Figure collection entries
################
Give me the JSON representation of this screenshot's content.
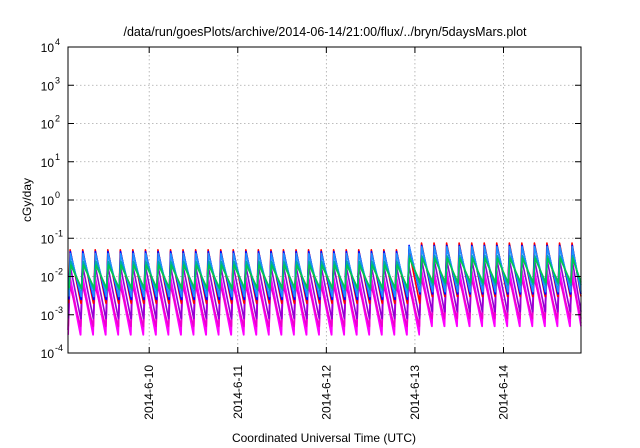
{
  "chart_data": {
    "type": "line",
    "title": "/data/run/goesPlots/archive/2014-06-14/21:00/flux/../bryn/5daysMars.plot",
    "xlabel": "Coordinated Universal Time (UTC)",
    "ylabel": "cGy/day",
    "x_range": [
      "2014-06-09T02:00",
      "2014-06-14T21:00"
    ],
    "y_scale": "log",
    "ylim": [
      0.0001,
      10000
    ],
    "grid": true,
    "legend": "none",
    "y_ticks": [
      {
        "base": "10",
        "exp": "-4",
        "value": 0.0001
      },
      {
        "base": "10",
        "exp": "-3",
        "value": 0.001
      },
      {
        "base": "10",
        "exp": "-2",
        "value": 0.01
      },
      {
        "base": "10",
        "exp": "-1",
        "value": 0.1
      },
      {
        "base": "10",
        "exp": "0",
        "value": 1
      },
      {
        "base": "10",
        "exp": "1",
        "value": 10
      },
      {
        "base": "10",
        "exp": "2",
        "value": 100
      },
      {
        "base": "10",
        "exp": "3",
        "value": 1000
      },
      {
        "base": "10",
        "exp": "4",
        "value": 10000
      }
    ],
    "x_ticks": [
      {
        "label": "2014-6-10",
        "value": "2014-06-10T00:00"
      },
      {
        "label": "2014-6-11",
        "value": "2014-06-11T00:00"
      },
      {
        "label": "2014-6-12",
        "value": "2014-06-12T00:00"
      },
      {
        "label": "2014-6-13",
        "value": "2014-06-13T00:00"
      },
      {
        "label": "2014-6-14",
        "value": "2014-06-14T00:00"
      }
    ],
    "oscillation_period_hours": 3.4,
    "series": [
      {
        "color": "#ff00ff",
        "peak_before": 0.012,
        "trough_before": 0.0004,
        "peak_after": 0.018,
        "trough_after": 0.0006
      },
      {
        "color": "#ff00ff",
        "peak_before": 0.008,
        "trough_before": 0.0003,
        "peak_after": 0.012,
        "trough_after": 0.0005
      },
      {
        "color": "#ee00cc",
        "peak_before": 0.006,
        "trough_before": 0.0005,
        "peak_after": 0.009,
        "trough_after": 0.0008
      },
      {
        "color": "#9400d3",
        "peak_before": 0.02,
        "trough_before": 0.0008,
        "peak_after": 0.03,
        "trough_after": 0.0012
      },
      {
        "color": "#ff0000",
        "peak_before": 0.05,
        "trough_before": 0.002,
        "peak_after": 0.075,
        "trough_after": 0.003
      },
      {
        "color": "#0000ff",
        "peak_before": 0.045,
        "trough_before": 0.0025,
        "peak_after": 0.065,
        "trough_after": 0.0035
      },
      {
        "color": "#1e90ff",
        "peak_before": 0.04,
        "trough_before": 0.003,
        "peak_after": 0.06,
        "trough_after": 0.004
      },
      {
        "color": "#00aaaa",
        "peak_before": 0.025,
        "trough_before": 0.0045,
        "peak_after": 0.035,
        "trough_after": 0.006
      },
      {
        "color": "#00c853",
        "peak_before": 0.02,
        "trough_before": 0.005,
        "peak_after": 0.03,
        "trough_after": 0.007
      }
    ],
    "level_shift_at": "2014-06-12T22:00"
  }
}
################
Requirement:
Pictures are excluded; repeat every record exactly.

Finished answer:
Give me the JSON representation of this screenshot's content.
{
  "chart_data": {
    "type": "line",
    "title": "/data/run/goesPlots/archive/2014-06-14/21:00/flux/../bryn/5daysMars.plot",
    "xlabel": "Coordinated Universal Time (UTC)",
    "ylabel": "cGy/day",
    "x_range": [
      "2014-06-09T02:00",
      "2014-06-14T21:00"
    ],
    "y_scale": "log",
    "ylim": [
      0.0001,
      10000
    ],
    "grid": true,
    "legend": "none",
    "y_ticks": [
      {
        "base": "10",
        "exp": "-4",
        "value": 0.0001
      },
      {
        "base": "10",
        "exp": "-3",
        "value": 0.001
      },
      {
        "base": "10",
        "exp": "-2",
        "value": 0.01
      },
      {
        "base": "10",
        "exp": "-1",
        "value": 0.1
      },
      {
        "base": "10",
        "exp": "0",
        "value": 1
      },
      {
        "base": "10",
        "exp": "1",
        "value": 10
      },
      {
        "base": "10",
        "exp": "2",
        "value": 100
      },
      {
        "base": "10",
        "exp": "3",
        "value": 1000
      },
      {
        "base": "10",
        "exp": "4",
        "value": 10000
      }
    ],
    "x_ticks": [
      {
        "label": "2014-6-10",
        "value": "2014-06-10T00:00"
      },
      {
        "label": "2014-6-11",
        "value": "2014-06-11T00:00"
      },
      {
        "label": "2014-6-12",
        "value": "2014-06-12T00:00"
      },
      {
        "label": "2014-6-13",
        "value": "2014-06-13T00:00"
      },
      {
        "label": "2014-6-14",
        "value": "2014-06-14T00:00"
      }
    ],
    "oscillation_period_hours": 3.4,
    "series": [
      {
        "color": "#ff00ff",
        "peak_before": 0.012,
        "trough_before": 0.0004,
        "peak_after": 0.018,
        "trough_after": 0.0006
      },
      {
        "color": "#ff00ff",
        "peak_before": 0.008,
        "trough_before": 0.0003,
        "peak_after": 0.012,
        "trough_after": 0.0005
      },
      {
        "color": "#ee00cc",
        "peak_before": 0.006,
        "trough_before": 0.0005,
        "peak_after": 0.009,
        "trough_after": 0.0008
      },
      {
        "color": "#9400d3",
        "peak_before": 0.02,
        "trough_before": 0.0008,
        "peak_after": 0.03,
        "trough_after": 0.0012
      },
      {
        "color": "#ff0000",
        "peak_before": 0.05,
        "trough_before": 0.002,
        "peak_after": 0.075,
        "trough_after": 0.003
      },
      {
        "color": "#0000ff",
        "peak_before": 0.045,
        "trough_before": 0.0025,
        "peak_after": 0.065,
        "trough_after": 0.0035
      },
      {
        "color": "#1e90ff",
        "peak_before": 0.04,
        "trough_before": 0.003,
        "peak_after": 0.06,
        "trough_after": 0.004
      },
      {
        "color": "#00aaaa",
        "peak_before": 0.025,
        "trough_before": 0.0045,
        "peak_after": 0.035,
        "trough_after": 0.006
      },
      {
        "color": "#00c853",
        "peak_before": 0.02,
        "trough_before": 0.005,
        "peak_after": 0.03,
        "trough_after": 0.007
      }
    ],
    "level_shift_at": "2014-06-12T22:00"
  }
}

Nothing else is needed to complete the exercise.